— EXERCISE INSTRUCTIONS —
Find every line in the records below that holds the word "content", and copy each one.

Stored data:
+++++

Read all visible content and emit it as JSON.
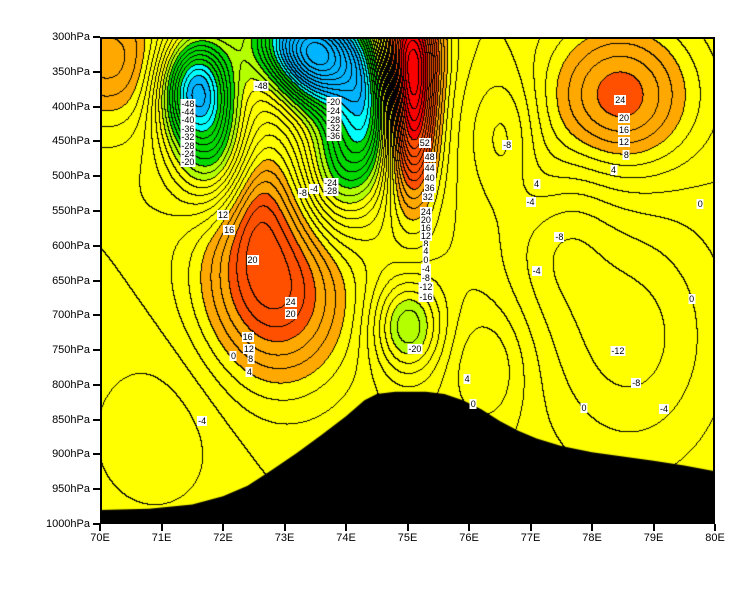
{
  "page": {
    "background": "#ffffff"
  },
  "chart_data": {
    "type": "contour",
    "title": "",
    "xlabel": "",
    "ylabel": "",
    "x_axis": {
      "min": 70,
      "max": 80,
      "tick_values": [
        70,
        71,
        72,
        73,
        74,
        75,
        76,
        77,
        78,
        79,
        80
      ],
      "tick_labels": [
        "70E",
        "71E",
        "72E",
        "73E",
        "74E",
        "75E",
        "76E",
        "77E",
        "78E",
        "79E",
        "80E"
      ]
    },
    "y_axis": {
      "min": 300,
      "max": 1000,
      "unit": "hPa",
      "tick_values": [
        300,
        350,
        400,
        450,
        500,
        550,
        600,
        650,
        700,
        750,
        800,
        850,
        900,
        950,
        1000
      ],
      "tick_labels": [
        "300hPa",
        "350hPa",
        "400hPa",
        "450hPa",
        "500hPa",
        "550hPa",
        "600hPa",
        "650hPa",
        "700hPa",
        "750hPa",
        "800hPa",
        "850hPa",
        "900hPa",
        "950hPa",
        "1000hPa"
      ]
    },
    "contour_interval": 4,
    "line_color": "#000000",
    "terrain_color": "#000000",
    "fill_bands": [
      {
        "max": -52,
        "color": "#00b4ff"
      },
      {
        "max": -44,
        "color": "#00ffff"
      },
      {
        "max": -24,
        "color": "#00d800"
      },
      {
        "max": -16,
        "color": "#b4ff00"
      },
      {
        "max": 12,
        "color": "#ffff00"
      },
      {
        "max": 24,
        "color": "#ffa800"
      },
      {
        "max": 48,
        "color": "#ff5000"
      },
      {
        "max": 100000,
        "color": "#fa0000"
      }
    ],
    "features": [
      {
        "lon": 75.08,
        "p": 395,
        "amp": 58,
        "slon": 0.28,
        "sp": 95
      },
      {
        "lon": 75.0,
        "p": 308,
        "amp": 26,
        "slon": 0.4,
        "sp": 55
      },
      {
        "lon": 73.05,
        "p": 668,
        "amp": 26,
        "slon": 0.78,
        "sp": 95
      },
      {
        "lon": 72.3,
        "p": 600,
        "amp": 13,
        "slon": 0.7,
        "sp": 120
      },
      {
        "lon": 78.45,
        "p": 385,
        "amp": 27,
        "slon": 0.85,
        "sp": 75
      },
      {
        "lon": 71.55,
        "p": 372,
        "amp": -55,
        "slon": 0.42,
        "sp": 55
      },
      {
        "lon": 71.88,
        "p": 470,
        "amp": -28,
        "slon": 0.5,
        "sp": 62
      },
      {
        "lon": 73.6,
        "p": 335,
        "amp": -58,
        "slon": 0.5,
        "sp": 50
      },
      {
        "lon": 74.35,
        "p": 400,
        "amp": -38,
        "slon": 0.33,
        "sp": 75
      },
      {
        "lon": 73.15,
        "p": 298,
        "amp": -36,
        "slon": 0.6,
        "sp": 45
      },
      {
        "lon": 73.85,
        "p": 482,
        "amp": -26,
        "slon": 0.4,
        "sp": 70
      },
      {
        "lon": 75.0,
        "p": 715,
        "amp": -24,
        "slon": 0.38,
        "sp": 48
      },
      {
        "lon": 78.6,
        "p": 730,
        "amp": -14,
        "slon": 1.05,
        "sp": 130
      },
      {
        "lon": 76.6,
        "p": 450,
        "amp": -12,
        "slon": 0.4,
        "sp": 70
      },
      {
        "lon": 77.4,
        "p": 575,
        "amp": -9,
        "slon": 0.6,
        "sp": 85
      },
      {
        "lon": 70.15,
        "p": 330,
        "amp": 22,
        "slon": 0.8,
        "sp": 70
      },
      {
        "lon": 70.9,
        "p": 872,
        "amp": -7,
        "slon": 0.9,
        "sp": 95
      },
      {
        "lon": 76.3,
        "p": 775,
        "amp": 9,
        "slon": 0.45,
        "sp": 60
      },
      {
        "lon": 77.0,
        "p": 500,
        "amp": 7,
        "slon": 0.5,
        "sp": 60
      },
      {
        "lon": 72.55,
        "p": 520,
        "amp": 14,
        "slon": 0.35,
        "sp": 70
      }
    ],
    "terrain_profile": [
      [
        70.0,
        980
      ],
      [
        70.8,
        978
      ],
      [
        71.5,
        972
      ],
      [
        72.0,
        960
      ],
      [
        72.4,
        945
      ],
      [
        72.8,
        922
      ],
      [
        73.2,
        898
      ],
      [
        73.6,
        872
      ],
      [
        74.0,
        845
      ],
      [
        74.3,
        822
      ],
      [
        74.5,
        813
      ],
      [
        74.8,
        810
      ],
      [
        75.3,
        810
      ],
      [
        75.6,
        813
      ],
      [
        75.9,
        822
      ],
      [
        76.2,
        835
      ],
      [
        76.5,
        852
      ],
      [
        76.8,
        866
      ],
      [
        77.1,
        877
      ],
      [
        77.5,
        888
      ],
      [
        78.0,
        897
      ],
      [
        78.5,
        903
      ],
      [
        79.0,
        909
      ],
      [
        79.5,
        916
      ],
      [
        80.0,
        924
      ]
    ],
    "contour_labels": [
      {
        "value": 52,
        "lon": 75.28,
        "p": 452
      },
      {
        "value": 48,
        "lon": 75.36,
        "p": 473
      },
      {
        "value": 44,
        "lon": 75.36,
        "p": 489
      },
      {
        "value": 40,
        "lon": 75.36,
        "p": 503
      },
      {
        "value": 36,
        "lon": 75.36,
        "p": 517
      },
      {
        "value": 32,
        "lon": 75.33,
        "p": 530
      },
      {
        "value": 24,
        "lon": 75.3,
        "p": 551
      },
      {
        "value": 20,
        "lon": 75.3,
        "p": 563
      },
      {
        "value": 16,
        "lon": 75.3,
        "p": 575
      },
      {
        "value": 12,
        "lon": 75.3,
        "p": 586
      },
      {
        "value": 8,
        "lon": 75.3,
        "p": 597
      },
      {
        "value": 4,
        "lon": 75.3,
        "p": 608
      },
      {
        "value": 0,
        "lon": 75.3,
        "p": 620
      },
      {
        "value": -4,
        "lon": 75.3,
        "p": 633
      },
      {
        "value": -8,
        "lon": 75.3,
        "p": 646
      },
      {
        "value": -12,
        "lon": 75.3,
        "p": 659
      },
      {
        "value": -16,
        "lon": 75.3,
        "p": 673
      },
      {
        "value": -20,
        "lon": 75.12,
        "p": 748
      },
      {
        "value": -48,
        "lon": 71.43,
        "p": 396
      },
      {
        "value": -44,
        "lon": 71.43,
        "p": 408
      },
      {
        "value": -40,
        "lon": 71.43,
        "p": 420
      },
      {
        "value": -36,
        "lon": 71.43,
        "p": 432
      },
      {
        "value": -32,
        "lon": 71.43,
        "p": 444
      },
      {
        "value": -28,
        "lon": 71.43,
        "p": 456
      },
      {
        "value": -24,
        "lon": 71.43,
        "p": 468
      },
      {
        "value": -20,
        "lon": 71.43,
        "p": 480
      },
      {
        "value": -48,
        "lon": 72.62,
        "p": 370
      },
      {
        "value": -20,
        "lon": 73.8,
        "p": 394
      },
      {
        "value": -24,
        "lon": 73.8,
        "p": 407
      },
      {
        "value": -28,
        "lon": 73.8,
        "p": 419
      },
      {
        "value": -32,
        "lon": 73.8,
        "p": 431
      },
      {
        "value": -36,
        "lon": 73.8,
        "p": 443
      },
      {
        "value": -24,
        "lon": 73.75,
        "p": 510
      },
      {
        "value": -28,
        "lon": 73.75,
        "p": 522
      },
      {
        "value": -8,
        "lon": 73.3,
        "p": 524
      },
      {
        "value": -4,
        "lon": 73.48,
        "p": 519
      },
      {
        "value": 12,
        "lon": 72.0,
        "p": 556
      },
      {
        "value": 16,
        "lon": 72.1,
        "p": 577
      },
      {
        "value": 20,
        "lon": 72.48,
        "p": 620
      },
      {
        "value": 24,
        "lon": 73.1,
        "p": 681
      },
      {
        "value": 20,
        "lon": 73.1,
        "p": 698
      },
      {
        "value": 16,
        "lon": 72.4,
        "p": 731
      },
      {
        "value": 12,
        "lon": 72.42,
        "p": 748
      },
      {
        "value": 8,
        "lon": 72.45,
        "p": 763
      },
      {
        "value": 4,
        "lon": 72.43,
        "p": 781
      },
      {
        "value": 0,
        "lon": 72.17,
        "p": 758
      },
      {
        "value": -4,
        "lon": 71.66,
        "p": 852
      },
      {
        "value": 24,
        "lon": 78.46,
        "p": 391
      },
      {
        "value": 20,
        "lon": 78.52,
        "p": 417
      },
      {
        "value": 16,
        "lon": 78.52,
        "p": 434
      },
      {
        "value": 12,
        "lon": 78.52,
        "p": 451
      },
      {
        "value": 8,
        "lon": 78.56,
        "p": 469
      },
      {
        "value": 4,
        "lon": 78.35,
        "p": 491
      },
      {
        "value": -8,
        "lon": 76.62,
        "p": 455
      },
      {
        "value": 4,
        "lon": 77.1,
        "p": 511
      },
      {
        "value": -4,
        "lon": 77.0,
        "p": 537
      },
      {
        "value": -8,
        "lon": 77.47,
        "p": 588
      },
      {
        "value": -4,
        "lon": 77.1,
        "p": 637
      },
      {
        "value": 0,
        "lon": 79.76,
        "p": 540
      },
      {
        "value": 0,
        "lon": 79.62,
        "p": 676
      },
      {
        "value": -12,
        "lon": 78.42,
        "p": 751
      },
      {
        "value": -8,
        "lon": 78.72,
        "p": 797
      },
      {
        "value": -4,
        "lon": 79.17,
        "p": 835
      },
      {
        "value": 0,
        "lon": 77.87,
        "p": 833
      },
      {
        "value": 4,
        "lon": 75.97,
        "p": 792
      },
      {
        "value": 0,
        "lon": 76.07,
        "p": 827
      }
    ]
  }
}
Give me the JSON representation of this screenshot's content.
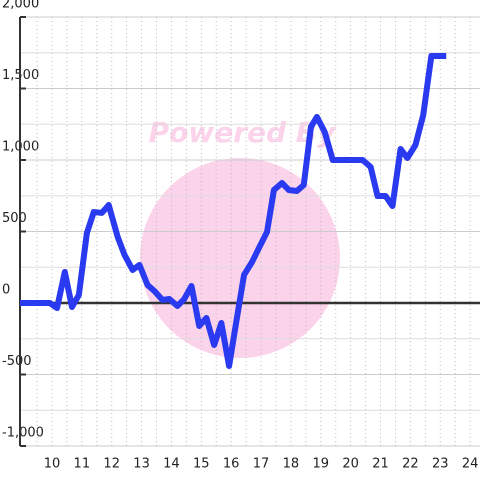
{
  "chart_data": {
    "type": "line",
    "watermark": "Powered By",
    "x": [
      8.93,
      9.93,
      10.17,
      10.43,
      10.67,
      10.9,
      11.17,
      11.4,
      11.67,
      11.9,
      12.2,
      12.43,
      12.7,
      12.93,
      13.2,
      13.43,
      13.7,
      13.93,
      14.2,
      14.43,
      14.67,
      14.93,
      15.17,
      15.43,
      15.67,
      15.93,
      16.17,
      16.43,
      16.7,
      16.93,
      17.2,
      17.43,
      17.7,
      17.93,
      18.2,
      18.43,
      18.67,
      18.87,
      19.13,
      19.4,
      19.63,
      19.87,
      20.4,
      20.67,
      20.9,
      21.17,
      21.4,
      21.67,
      21.9,
      22.17,
      22.43,
      22.7,
      23.2
    ],
    "series": [
      {
        "color": "#2a3af0",
        "values": [
          0,
          0,
          -35,
          217,
          -28,
          56,
          490,
          636,
          630,
          685,
          462,
          336,
          231,
          266,
          126,
          84,
          21,
          28,
          -21,
          28,
          119,
          -161,
          -105,
          -294,
          -140,
          -441,
          -133,
          196,
          287,
          385,
          497,
          790,
          839,
          790,
          783,
          825,
          1231,
          1301,
          1196,
          1000,
          1000,
          1000,
          1000,
          951,
          748,
          748,
          678,
          1077,
          1014,
          1105,
          1315,
          1727,
          1727
        ]
      }
    ],
    "xlim": [
      8.93,
      24.33
    ],
    "xticks": [
      10,
      11,
      12,
      13,
      14,
      15,
      16,
      17,
      18,
      19,
      20,
      21,
      22,
      23,
      24
    ],
    "ylim": [
      -1000,
      2000
    ],
    "yticks": [
      {
        "value": -1000,
        "label": "-1,000"
      },
      -500,
      0,
      500,
      {
        "value": 1000,
        "label": "1,000"
      },
      {
        "value": 1500,
        "label": "1,500"
      },
      {
        "value": 2000,
        "label": "2,000"
      }
    ],
    "grid": true
  }
}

+++++

— SOLVED PROBLEM —
Read all visible content and emit it as JSON.
Give me the JSON representation of this screenshot's content.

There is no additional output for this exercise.